INSTRUCTIONS TO FOLLOW: How many lines in the entries below include the string "from"? Answer with the number only.
----------------
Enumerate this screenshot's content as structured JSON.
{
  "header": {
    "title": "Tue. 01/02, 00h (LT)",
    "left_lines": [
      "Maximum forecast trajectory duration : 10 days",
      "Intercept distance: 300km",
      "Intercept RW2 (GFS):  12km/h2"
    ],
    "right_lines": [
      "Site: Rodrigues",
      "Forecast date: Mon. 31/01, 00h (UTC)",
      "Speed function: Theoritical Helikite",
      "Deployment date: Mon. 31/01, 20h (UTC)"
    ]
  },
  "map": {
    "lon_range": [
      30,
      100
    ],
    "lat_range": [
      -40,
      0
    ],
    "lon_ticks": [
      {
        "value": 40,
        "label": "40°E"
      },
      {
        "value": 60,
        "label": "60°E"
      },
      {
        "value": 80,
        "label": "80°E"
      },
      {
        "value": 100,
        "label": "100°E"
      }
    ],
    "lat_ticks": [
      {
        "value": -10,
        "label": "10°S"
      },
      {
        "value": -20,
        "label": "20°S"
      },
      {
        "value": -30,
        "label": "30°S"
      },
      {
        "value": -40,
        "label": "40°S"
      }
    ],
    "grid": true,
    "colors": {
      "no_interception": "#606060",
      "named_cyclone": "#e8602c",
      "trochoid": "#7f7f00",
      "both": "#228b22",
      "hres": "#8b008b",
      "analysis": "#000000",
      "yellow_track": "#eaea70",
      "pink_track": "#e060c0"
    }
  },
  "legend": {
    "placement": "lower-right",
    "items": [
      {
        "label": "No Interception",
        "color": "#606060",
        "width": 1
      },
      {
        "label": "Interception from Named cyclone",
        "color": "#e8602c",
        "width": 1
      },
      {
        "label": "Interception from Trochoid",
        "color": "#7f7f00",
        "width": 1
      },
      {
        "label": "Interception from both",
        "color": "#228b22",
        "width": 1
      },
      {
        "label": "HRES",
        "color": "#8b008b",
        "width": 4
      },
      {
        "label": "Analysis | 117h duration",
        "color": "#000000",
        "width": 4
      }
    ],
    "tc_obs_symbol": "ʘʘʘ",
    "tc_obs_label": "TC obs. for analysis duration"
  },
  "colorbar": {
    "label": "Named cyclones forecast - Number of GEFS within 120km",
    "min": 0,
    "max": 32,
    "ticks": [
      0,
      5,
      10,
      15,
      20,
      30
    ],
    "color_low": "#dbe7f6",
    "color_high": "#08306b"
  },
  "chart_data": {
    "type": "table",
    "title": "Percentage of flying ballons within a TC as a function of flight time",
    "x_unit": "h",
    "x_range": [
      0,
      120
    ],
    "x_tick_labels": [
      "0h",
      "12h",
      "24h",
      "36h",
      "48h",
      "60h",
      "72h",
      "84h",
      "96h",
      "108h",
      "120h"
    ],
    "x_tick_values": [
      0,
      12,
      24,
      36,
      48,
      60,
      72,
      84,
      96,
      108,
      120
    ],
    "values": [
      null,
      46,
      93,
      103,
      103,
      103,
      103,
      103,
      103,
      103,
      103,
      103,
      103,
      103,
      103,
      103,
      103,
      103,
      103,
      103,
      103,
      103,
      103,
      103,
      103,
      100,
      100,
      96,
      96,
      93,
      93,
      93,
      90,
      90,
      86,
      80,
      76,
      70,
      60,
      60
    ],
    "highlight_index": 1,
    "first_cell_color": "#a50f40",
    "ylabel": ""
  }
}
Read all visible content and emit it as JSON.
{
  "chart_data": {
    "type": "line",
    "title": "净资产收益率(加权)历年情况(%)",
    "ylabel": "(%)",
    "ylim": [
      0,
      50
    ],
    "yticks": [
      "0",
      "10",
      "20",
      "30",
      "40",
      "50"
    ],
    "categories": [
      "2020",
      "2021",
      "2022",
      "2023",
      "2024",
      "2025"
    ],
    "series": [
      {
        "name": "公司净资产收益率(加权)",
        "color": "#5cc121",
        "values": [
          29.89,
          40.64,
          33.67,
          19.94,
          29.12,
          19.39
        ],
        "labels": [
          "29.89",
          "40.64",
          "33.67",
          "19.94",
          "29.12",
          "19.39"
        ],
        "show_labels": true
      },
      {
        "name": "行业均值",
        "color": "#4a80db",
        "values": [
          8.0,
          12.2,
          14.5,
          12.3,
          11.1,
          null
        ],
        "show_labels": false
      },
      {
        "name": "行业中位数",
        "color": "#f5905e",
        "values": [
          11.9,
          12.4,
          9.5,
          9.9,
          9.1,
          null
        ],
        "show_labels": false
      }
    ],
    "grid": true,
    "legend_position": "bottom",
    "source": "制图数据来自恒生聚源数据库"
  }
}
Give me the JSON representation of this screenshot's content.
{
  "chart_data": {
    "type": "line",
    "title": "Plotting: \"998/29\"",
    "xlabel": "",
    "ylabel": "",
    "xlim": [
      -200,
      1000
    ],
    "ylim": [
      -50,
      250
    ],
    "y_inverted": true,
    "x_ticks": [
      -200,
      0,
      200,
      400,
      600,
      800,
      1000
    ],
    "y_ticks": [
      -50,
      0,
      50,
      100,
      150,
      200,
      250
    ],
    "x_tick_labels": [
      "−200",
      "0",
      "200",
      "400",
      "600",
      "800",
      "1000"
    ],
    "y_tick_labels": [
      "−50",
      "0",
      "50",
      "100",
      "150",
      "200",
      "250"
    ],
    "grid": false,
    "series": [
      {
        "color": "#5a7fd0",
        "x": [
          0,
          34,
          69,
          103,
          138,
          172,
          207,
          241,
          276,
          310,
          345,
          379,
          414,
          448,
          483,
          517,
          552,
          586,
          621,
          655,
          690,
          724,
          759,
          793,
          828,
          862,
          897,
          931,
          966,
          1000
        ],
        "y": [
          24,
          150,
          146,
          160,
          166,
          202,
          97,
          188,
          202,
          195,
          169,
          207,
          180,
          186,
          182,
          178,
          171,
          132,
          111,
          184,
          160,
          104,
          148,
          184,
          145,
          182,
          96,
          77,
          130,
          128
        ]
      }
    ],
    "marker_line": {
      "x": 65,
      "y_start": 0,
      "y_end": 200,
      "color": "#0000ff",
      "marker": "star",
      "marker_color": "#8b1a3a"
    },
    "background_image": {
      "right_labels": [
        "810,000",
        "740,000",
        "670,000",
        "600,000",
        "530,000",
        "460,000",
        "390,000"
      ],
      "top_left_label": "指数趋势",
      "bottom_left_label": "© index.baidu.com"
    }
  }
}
----------------
WRITTEN REPLY: 3